----- INFORMATION SHOWN

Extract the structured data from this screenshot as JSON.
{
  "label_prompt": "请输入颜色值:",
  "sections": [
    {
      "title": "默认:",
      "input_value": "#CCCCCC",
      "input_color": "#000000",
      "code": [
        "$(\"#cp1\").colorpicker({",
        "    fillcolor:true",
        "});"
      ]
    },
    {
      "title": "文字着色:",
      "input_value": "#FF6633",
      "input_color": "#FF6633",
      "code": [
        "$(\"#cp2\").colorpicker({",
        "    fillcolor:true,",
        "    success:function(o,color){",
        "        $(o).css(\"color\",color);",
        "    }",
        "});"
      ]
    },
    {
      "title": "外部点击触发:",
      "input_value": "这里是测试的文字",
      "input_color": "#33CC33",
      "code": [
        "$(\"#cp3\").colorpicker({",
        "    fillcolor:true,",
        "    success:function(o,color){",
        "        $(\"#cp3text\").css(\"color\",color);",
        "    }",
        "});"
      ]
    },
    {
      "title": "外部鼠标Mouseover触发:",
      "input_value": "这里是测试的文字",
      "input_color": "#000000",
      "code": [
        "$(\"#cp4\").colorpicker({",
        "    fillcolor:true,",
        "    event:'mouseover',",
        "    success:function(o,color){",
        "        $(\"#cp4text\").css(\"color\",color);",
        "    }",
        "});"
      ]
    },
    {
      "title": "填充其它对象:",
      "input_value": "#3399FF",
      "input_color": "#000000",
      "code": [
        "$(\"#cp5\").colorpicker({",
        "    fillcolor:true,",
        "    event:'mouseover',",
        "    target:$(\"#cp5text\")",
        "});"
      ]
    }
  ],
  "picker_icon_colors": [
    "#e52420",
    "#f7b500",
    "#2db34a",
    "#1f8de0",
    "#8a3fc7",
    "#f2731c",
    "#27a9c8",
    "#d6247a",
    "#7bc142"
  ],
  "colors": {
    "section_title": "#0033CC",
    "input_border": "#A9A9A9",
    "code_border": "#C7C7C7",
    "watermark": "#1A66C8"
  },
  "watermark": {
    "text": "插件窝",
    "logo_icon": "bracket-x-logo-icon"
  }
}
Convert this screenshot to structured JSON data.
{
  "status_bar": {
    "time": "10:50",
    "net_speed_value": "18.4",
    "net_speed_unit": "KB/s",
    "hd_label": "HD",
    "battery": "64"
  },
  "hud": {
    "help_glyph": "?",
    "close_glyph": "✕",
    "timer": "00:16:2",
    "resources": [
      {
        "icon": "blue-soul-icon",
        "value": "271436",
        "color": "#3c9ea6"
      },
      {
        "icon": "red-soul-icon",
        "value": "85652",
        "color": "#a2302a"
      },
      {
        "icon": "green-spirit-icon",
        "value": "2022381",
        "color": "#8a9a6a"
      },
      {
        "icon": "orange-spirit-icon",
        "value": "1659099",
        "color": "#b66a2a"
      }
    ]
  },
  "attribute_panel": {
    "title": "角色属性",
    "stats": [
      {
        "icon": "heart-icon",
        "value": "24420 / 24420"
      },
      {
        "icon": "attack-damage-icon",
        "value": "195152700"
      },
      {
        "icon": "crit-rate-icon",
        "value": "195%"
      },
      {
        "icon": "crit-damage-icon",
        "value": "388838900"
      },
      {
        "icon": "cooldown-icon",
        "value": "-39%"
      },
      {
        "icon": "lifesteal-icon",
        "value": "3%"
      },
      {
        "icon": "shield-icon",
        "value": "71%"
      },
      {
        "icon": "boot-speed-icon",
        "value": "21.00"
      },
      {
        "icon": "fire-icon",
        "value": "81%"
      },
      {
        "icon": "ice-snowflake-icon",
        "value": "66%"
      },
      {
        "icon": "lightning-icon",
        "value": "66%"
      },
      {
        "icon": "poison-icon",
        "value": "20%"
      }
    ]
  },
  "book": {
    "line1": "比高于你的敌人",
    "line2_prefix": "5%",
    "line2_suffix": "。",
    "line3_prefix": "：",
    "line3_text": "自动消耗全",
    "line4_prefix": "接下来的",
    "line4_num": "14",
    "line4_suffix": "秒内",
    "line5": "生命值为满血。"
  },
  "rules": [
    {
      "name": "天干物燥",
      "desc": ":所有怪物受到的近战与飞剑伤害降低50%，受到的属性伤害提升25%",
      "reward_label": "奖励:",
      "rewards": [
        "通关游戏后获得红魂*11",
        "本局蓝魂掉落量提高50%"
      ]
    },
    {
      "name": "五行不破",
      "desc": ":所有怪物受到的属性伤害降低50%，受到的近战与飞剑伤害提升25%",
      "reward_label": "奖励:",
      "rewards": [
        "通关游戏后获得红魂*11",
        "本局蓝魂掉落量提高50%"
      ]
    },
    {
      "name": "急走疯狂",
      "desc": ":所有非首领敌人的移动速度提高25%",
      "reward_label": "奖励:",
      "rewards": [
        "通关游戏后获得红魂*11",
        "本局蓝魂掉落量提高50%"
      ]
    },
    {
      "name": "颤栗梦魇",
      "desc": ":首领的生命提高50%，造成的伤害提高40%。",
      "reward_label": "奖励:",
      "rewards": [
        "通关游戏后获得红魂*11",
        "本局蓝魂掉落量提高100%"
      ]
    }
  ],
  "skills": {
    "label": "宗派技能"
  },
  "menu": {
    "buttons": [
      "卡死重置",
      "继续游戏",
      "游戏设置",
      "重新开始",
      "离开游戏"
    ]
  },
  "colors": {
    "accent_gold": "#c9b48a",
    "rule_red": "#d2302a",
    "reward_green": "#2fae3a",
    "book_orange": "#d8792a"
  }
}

----------

- **TASK TO COMPLETE**
Return all the lines that contain the string "name".

- **SOLUTION TO THIS TASK**
      "name": "天干物燥",
      "name": "五行不破",
      "name": "急走疯狂",
      "name": "颤栗梦魇",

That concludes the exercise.